-- START --
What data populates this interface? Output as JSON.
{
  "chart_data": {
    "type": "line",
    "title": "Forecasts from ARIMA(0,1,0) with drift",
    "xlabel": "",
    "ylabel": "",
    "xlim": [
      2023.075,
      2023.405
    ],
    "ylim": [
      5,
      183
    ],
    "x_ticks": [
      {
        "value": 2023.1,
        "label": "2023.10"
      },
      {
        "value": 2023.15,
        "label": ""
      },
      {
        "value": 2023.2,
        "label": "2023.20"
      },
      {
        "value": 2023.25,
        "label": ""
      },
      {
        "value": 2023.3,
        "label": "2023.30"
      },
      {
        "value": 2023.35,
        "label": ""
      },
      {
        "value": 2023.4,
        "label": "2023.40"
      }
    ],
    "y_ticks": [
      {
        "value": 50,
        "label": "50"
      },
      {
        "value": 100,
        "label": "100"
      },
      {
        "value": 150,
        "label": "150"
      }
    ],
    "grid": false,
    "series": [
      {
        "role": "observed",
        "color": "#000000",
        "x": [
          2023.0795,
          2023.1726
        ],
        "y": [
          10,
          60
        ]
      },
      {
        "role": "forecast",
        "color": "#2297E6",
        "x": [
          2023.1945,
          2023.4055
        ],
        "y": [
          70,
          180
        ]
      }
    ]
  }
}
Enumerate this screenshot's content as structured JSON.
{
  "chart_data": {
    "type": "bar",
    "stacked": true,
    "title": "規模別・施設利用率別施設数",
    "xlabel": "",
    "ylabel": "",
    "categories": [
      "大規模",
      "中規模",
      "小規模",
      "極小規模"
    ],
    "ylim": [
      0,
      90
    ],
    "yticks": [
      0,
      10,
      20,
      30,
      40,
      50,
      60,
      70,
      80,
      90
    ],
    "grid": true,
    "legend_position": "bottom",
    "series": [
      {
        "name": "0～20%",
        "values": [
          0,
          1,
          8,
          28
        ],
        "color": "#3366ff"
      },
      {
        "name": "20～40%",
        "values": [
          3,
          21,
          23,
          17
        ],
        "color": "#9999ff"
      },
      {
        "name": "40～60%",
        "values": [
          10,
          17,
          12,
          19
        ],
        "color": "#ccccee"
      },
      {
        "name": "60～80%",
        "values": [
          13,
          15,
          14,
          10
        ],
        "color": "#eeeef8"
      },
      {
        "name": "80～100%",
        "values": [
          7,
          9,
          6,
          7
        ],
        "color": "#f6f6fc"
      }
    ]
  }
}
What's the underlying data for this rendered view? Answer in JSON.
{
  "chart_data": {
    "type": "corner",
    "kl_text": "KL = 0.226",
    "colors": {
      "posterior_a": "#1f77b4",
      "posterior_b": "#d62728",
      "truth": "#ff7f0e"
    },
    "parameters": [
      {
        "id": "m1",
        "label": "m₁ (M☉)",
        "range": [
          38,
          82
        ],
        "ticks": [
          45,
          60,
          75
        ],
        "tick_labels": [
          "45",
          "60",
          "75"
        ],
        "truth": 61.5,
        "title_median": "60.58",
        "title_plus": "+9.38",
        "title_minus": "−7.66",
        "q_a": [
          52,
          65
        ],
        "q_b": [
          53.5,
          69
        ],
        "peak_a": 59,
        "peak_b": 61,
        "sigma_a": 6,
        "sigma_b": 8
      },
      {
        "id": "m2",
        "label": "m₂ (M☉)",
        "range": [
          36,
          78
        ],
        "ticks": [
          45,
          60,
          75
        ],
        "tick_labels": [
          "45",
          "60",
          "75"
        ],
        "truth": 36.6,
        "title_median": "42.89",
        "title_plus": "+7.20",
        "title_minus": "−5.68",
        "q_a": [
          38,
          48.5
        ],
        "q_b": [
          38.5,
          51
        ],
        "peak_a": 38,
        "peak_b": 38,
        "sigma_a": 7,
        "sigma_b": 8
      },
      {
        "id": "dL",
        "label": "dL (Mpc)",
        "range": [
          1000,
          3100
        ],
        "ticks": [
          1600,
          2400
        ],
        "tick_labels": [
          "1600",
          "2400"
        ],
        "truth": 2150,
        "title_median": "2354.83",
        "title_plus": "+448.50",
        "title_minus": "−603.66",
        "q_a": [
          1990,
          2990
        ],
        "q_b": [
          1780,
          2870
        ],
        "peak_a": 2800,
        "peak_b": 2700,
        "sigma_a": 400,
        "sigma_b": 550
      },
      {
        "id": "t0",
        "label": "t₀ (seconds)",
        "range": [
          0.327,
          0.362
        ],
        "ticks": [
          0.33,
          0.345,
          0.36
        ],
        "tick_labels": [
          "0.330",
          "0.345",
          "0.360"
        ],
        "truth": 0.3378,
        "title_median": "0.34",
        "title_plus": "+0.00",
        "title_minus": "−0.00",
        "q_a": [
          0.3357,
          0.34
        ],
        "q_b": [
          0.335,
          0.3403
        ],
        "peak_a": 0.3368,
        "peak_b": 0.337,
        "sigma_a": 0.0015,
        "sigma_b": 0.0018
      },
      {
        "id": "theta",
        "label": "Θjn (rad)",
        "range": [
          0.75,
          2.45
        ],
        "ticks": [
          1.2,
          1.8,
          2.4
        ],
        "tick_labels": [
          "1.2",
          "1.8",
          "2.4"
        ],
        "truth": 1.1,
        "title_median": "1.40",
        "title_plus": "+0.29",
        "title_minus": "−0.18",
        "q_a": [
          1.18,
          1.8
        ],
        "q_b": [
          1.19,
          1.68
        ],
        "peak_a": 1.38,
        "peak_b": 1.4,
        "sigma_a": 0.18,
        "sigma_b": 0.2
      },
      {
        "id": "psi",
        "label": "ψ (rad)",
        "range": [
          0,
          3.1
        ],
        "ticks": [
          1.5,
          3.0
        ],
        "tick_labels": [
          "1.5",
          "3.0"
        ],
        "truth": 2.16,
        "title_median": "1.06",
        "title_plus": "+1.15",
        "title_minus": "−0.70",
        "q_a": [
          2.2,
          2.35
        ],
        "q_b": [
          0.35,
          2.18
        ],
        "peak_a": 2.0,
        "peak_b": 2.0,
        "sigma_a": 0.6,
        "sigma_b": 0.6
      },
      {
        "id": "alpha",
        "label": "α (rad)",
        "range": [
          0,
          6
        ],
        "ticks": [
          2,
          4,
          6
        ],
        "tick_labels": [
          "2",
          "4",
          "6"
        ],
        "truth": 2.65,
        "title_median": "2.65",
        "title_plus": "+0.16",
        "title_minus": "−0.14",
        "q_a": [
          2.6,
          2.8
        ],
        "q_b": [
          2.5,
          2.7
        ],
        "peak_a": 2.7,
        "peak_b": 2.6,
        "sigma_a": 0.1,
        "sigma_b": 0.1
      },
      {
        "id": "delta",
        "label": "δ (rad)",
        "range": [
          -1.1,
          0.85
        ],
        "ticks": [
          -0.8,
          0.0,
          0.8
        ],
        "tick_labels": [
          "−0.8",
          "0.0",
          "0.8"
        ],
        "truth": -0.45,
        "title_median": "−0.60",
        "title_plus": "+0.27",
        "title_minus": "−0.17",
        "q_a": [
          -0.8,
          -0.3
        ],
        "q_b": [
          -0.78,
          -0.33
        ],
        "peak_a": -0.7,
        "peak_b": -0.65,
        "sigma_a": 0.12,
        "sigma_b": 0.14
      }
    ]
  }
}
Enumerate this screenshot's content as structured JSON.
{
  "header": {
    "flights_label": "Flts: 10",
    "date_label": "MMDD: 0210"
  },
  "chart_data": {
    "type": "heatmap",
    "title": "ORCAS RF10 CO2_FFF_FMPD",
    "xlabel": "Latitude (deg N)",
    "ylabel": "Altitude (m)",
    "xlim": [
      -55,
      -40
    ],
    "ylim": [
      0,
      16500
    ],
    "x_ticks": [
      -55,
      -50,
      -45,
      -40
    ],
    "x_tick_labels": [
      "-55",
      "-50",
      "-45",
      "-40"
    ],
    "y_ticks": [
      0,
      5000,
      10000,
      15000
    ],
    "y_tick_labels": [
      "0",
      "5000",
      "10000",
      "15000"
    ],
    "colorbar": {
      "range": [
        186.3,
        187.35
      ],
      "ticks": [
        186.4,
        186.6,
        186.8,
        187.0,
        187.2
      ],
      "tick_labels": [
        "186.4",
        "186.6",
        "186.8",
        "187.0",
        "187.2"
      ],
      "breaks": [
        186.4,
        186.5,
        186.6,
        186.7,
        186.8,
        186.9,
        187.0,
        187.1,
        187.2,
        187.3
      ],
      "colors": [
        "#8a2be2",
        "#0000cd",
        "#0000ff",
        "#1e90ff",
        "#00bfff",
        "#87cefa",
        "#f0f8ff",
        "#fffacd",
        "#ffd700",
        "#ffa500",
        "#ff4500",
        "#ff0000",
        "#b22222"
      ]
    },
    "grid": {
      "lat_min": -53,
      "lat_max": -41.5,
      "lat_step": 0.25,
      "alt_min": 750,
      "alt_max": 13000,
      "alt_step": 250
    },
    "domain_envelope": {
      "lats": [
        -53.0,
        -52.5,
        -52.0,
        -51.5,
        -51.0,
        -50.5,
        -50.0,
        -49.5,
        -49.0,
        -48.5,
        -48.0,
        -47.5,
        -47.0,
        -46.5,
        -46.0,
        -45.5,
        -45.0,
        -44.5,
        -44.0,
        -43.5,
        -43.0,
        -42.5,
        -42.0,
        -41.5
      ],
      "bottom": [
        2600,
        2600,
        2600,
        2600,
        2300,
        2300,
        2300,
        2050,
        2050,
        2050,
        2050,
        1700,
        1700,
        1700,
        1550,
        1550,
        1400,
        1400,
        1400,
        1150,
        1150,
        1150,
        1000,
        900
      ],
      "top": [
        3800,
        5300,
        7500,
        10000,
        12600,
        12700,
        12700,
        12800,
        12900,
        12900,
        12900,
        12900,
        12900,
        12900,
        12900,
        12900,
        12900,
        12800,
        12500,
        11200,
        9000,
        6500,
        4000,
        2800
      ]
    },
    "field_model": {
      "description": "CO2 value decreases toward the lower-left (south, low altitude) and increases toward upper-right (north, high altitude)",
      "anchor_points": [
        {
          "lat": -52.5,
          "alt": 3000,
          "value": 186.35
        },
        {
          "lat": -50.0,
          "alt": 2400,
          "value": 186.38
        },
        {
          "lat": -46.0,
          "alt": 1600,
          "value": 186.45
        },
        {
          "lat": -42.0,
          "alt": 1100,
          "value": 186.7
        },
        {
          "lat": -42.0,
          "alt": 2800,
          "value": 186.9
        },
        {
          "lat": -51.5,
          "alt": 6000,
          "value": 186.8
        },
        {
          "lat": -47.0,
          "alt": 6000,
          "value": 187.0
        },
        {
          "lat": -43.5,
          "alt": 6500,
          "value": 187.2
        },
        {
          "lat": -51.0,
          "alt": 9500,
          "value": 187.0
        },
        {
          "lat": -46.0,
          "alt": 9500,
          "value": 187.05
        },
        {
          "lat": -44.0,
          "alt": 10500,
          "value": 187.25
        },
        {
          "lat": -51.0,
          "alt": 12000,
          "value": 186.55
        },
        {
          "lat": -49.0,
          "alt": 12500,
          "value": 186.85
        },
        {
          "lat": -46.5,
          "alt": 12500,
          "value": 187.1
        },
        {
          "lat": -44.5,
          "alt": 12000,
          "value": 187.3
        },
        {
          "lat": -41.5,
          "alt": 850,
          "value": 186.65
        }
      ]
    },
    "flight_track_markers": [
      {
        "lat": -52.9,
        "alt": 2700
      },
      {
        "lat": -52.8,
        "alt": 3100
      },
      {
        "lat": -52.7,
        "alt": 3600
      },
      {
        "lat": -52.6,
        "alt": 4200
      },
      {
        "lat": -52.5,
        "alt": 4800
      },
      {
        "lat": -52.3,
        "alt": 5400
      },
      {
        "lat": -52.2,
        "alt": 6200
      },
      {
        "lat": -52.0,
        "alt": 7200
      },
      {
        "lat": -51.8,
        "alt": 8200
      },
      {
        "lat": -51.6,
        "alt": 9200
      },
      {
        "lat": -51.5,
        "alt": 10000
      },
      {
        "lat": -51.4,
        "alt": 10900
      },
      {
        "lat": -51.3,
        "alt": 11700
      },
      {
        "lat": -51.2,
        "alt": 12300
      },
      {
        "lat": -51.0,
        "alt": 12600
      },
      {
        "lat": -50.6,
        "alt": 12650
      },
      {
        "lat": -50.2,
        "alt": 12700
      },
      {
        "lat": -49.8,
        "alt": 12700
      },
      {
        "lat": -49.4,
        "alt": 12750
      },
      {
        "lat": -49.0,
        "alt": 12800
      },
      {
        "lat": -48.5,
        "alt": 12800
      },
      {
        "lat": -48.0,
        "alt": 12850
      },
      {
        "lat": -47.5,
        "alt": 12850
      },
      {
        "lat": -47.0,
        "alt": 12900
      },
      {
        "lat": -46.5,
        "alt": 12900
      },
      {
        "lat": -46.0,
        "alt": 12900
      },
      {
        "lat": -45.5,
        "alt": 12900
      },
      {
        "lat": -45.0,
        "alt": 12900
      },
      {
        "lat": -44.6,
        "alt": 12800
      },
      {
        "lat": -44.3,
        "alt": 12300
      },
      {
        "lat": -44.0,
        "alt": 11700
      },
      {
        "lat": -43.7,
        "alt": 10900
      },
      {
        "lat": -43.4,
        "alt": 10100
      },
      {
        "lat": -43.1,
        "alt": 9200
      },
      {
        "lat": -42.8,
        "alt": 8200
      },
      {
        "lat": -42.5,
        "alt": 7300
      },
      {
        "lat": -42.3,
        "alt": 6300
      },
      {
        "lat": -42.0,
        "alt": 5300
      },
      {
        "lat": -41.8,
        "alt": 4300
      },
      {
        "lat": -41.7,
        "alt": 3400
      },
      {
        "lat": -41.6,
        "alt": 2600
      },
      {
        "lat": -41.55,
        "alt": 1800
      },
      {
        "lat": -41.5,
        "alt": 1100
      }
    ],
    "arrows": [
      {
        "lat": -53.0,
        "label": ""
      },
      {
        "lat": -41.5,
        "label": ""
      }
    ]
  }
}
-- END --
Extract each line from the listing that holds the word "name".

        "name": "0～20%",
        "name": "20～40%",
        "name": "40～60%",
        "name": "60～80%",
        "name": "80～100%",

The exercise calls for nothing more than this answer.